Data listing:
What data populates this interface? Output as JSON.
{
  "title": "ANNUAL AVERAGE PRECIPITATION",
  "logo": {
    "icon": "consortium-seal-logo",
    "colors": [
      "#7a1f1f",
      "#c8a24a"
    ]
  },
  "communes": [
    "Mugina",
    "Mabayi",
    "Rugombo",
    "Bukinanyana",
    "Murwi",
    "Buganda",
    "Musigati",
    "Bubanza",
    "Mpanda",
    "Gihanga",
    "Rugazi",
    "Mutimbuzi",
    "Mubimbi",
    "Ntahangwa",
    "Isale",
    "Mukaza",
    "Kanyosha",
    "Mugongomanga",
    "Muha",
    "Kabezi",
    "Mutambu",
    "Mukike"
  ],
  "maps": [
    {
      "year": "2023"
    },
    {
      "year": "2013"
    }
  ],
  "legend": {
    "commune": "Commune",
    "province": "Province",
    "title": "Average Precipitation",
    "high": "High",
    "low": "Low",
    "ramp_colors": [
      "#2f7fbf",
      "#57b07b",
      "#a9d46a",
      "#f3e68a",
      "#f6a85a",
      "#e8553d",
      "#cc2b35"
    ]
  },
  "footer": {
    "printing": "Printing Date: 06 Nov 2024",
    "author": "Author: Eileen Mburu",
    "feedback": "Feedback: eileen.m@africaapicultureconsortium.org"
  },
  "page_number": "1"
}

:: PROBLEM REQUIREMENTS ::
Output the records above in their entirety, exactly.

:: COMPLETED EXERCISE ::
What data populates this interface? Output as JSON.
{
  "title": "ANNUAL AVERAGE PRECIPITATION",
  "logo": {
    "icon": "consortium-seal-logo",
    "colors": [
      "#7a1f1f",
      "#c8a24a"
    ]
  },
  "communes": [
    "Mugina",
    "Mabayi",
    "Rugombo",
    "Bukinanyana",
    "Murwi",
    "Buganda",
    "Musigati",
    "Bubanza",
    "Mpanda",
    "Gihanga",
    "Rugazi",
    "Mutimbuzi",
    "Mubimbi",
    "Ntahangwa",
    "Isale",
    "Mukaza",
    "Kanyosha",
    "Mugongomanga",
    "Muha",
    "Kabezi",
    "Mutambu",
    "Mukike"
  ],
  "maps": [
    {
      "year": "2023"
    },
    {
      "year": "2013"
    }
  ],
  "legend": {
    "commune": "Commune",
    "province": "Province",
    "title": "Average Precipitation",
    "high": "High",
    "low": "Low",
    "ramp_colors": [
      "#2f7fbf",
      "#57b07b",
      "#a9d46a",
      "#f3e68a",
      "#f6a85a",
      "#e8553d",
      "#cc2b35"
    ]
  },
  "footer": {
    "printing": "Printing Date: 06 Nov 2024",
    "author": "Author: Eileen Mburu",
    "feedback": "Feedback: eileen.m@africaapicultureconsortium.org"
  },
  "page_number": "1"
}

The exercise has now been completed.